# Work to be completed
Write out the whole listing, matching it exactly.

━━ Material

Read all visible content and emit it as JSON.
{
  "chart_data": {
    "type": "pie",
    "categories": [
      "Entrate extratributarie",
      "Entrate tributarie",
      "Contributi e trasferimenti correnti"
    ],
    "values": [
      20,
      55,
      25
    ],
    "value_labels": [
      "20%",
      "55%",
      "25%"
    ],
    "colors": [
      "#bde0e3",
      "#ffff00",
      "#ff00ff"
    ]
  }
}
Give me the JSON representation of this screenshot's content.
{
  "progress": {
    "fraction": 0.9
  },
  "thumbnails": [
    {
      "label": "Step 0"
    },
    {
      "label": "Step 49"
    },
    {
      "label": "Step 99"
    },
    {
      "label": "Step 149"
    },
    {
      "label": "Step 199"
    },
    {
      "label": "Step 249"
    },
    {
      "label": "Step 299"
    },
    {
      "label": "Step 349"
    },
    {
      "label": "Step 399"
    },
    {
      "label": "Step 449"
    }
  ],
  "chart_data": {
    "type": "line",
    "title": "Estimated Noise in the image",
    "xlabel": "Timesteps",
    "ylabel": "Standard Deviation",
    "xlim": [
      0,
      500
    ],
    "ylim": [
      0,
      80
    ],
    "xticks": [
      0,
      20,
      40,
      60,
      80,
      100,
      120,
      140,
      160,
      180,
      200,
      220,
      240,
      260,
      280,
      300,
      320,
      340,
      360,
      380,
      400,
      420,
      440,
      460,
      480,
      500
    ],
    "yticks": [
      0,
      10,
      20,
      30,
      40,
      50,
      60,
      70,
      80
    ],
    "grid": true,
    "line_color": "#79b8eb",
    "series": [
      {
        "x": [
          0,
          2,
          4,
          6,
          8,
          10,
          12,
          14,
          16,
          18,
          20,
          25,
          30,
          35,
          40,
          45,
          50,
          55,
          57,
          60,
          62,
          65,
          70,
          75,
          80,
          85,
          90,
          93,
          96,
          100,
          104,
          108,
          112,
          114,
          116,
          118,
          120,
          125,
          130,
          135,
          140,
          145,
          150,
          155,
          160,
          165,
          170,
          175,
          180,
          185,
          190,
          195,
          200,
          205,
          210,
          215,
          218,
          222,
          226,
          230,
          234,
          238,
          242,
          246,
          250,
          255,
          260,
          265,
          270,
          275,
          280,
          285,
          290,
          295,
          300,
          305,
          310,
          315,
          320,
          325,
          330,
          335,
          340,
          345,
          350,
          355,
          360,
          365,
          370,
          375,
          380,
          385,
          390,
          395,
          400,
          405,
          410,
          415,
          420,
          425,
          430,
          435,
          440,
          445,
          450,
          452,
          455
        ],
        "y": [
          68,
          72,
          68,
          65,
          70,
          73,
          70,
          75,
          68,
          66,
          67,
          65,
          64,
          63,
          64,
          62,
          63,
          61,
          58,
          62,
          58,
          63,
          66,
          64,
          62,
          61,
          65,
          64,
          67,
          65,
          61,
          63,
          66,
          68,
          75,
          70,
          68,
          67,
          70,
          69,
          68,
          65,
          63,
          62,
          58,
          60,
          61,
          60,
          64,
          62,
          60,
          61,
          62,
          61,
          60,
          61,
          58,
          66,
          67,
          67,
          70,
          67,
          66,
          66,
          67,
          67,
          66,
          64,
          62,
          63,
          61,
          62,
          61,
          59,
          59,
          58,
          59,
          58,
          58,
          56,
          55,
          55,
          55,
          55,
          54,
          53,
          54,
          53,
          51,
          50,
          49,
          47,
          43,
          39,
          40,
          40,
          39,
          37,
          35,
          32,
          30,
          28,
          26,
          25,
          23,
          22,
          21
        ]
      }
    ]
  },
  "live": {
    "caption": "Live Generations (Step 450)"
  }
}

━━━━

# Written solution
Read all visible content and emit it as JSON.
{
  "chart_data": {
    "type": "pie",
    "categories": [
      "Entrate extratributarie",
      "Entrate tributarie",
      "Contributi e trasferimenti correnti"
    ],
    "values": [
      20,
      55,
      25
    ],
    "value_labels": [
      "20%",
      "55%",
      "25%"
    ],
    "colors": [
      "#bde0e3",
      "#ffff00",
      "#ff00ff"
    ]
  }
}
Give me the JSON representation of this screenshot's content.
{
  "progress": {
    "fraction": 0.9
  },
  "thumbnails": [
    {
      "label": "Step 0"
    },
    {
      "label": "Step 49"
    },
    {
      "label": "Step 99"
    },
    {
      "label": "Step 149"
    },
    {
      "label": "Step 199"
    },
    {
      "label": "Step 249"
    },
    {
      "label": "Step 299"
    },
    {
      "label": "Step 349"
    },
    {
      "label": "Step 399"
    },
    {
      "label": "Step 449"
    }
  ],
  "chart_data": {
    "type": "line",
    "title": "Estimated Noise in the image",
    "xlabel": "Timesteps",
    "ylabel": "Standard Deviation",
    "xlim": [
      0,
      500
    ],
    "ylim": [
      0,
      80
    ],
    "xticks": [
      0,
      20,
      40,
      60,
      80,
      100,
      120,
      140,
      160,
      180,
      200,
      220,
      240,
      260,
      280,
      300,
      320,
      340,
      360,
      380,
      400,
      420,
      440,
      460,
      480,
      500
    ],
    "yticks": [
      0,
      10,
      20,
      30,
      40,
      50,
      60,
      70,
      80
    ],
    "grid": true,
    "line_color": "#79b8eb",
    "series": [
      {
        "x": [
          0,
          2,
          4,
          6,
          8,
          10,
          12,
          14,
          16,
          18,
          20,
          25,
          30,
          35,
          40,
          45,
          50,
          55,
          57,
          60,
          62,
          65,
          70,
          75,
          80,
          85,
          90,
          93,
          96,
          100,
          104,
          108,
          112,
          114,
          116,
          118,
          120,
          125,
          130,
          135,
          140,
          145,
          150,
          155,
          160,
          165,
          170,
          175,
          180,
          185,
          190,
          195,
          200,
          205,
          210,
          215,
          218,
          222,
          226,
          230,
          234,
          238,
          242,
          246,
          250,
          255,
          260,
          265,
          270,
          275,
          280,
          285,
          290,
          295,
          300,
          305,
          310,
          315,
          320,
          325,
          330,
          335,
          340,
          345,
          350,
          355,
          360,
          365,
          370,
          375,
          380,
          385,
          390,
          395,
          400,
          405,
          410,
          415,
          420,
          425,
          430,
          435,
          440,
          445,
          450,
          452,
          455
        ],
        "y": [
          68,
          72,
          68,
          65,
          70,
          73,
          70,
          75,
          68,
          66,
          67,
          65,
          64,
          63,
          64,
          62,
          63,
          61,
          58,
          62,
          58,
          63,
          66,
          64,
          62,
          61,
          65,
          64,
          67,
          65,
          61,
          63,
          66,
          68,
          75,
          70,
          68,
          67,
          70,
          69,
          68,
          65,
          63,
          62,
          58,
          60,
          61,
          60,
          64,
          62,
          60,
          61,
          62,
          61,
          60,
          61,
          58,
          66,
          67,
          67,
          70,
          67,
          66,
          66,
          67,
          67,
          66,
          64,
          62,
          63,
          61,
          62,
          61,
          59,
          59,
          58,
          59,
          58,
          58,
          56,
          55,
          55,
          55,
          55,
          54,
          53,
          54,
          53,
          51,
          50,
          49,
          47,
          43,
          39,
          40,
          40,
          39,
          37,
          35,
          32,
          30,
          28,
          26,
          25,
          23,
          22,
          21
        ]
      }
    ]
  },
  "live": {
    "caption": "Live Generations (Step 450)"
  }
}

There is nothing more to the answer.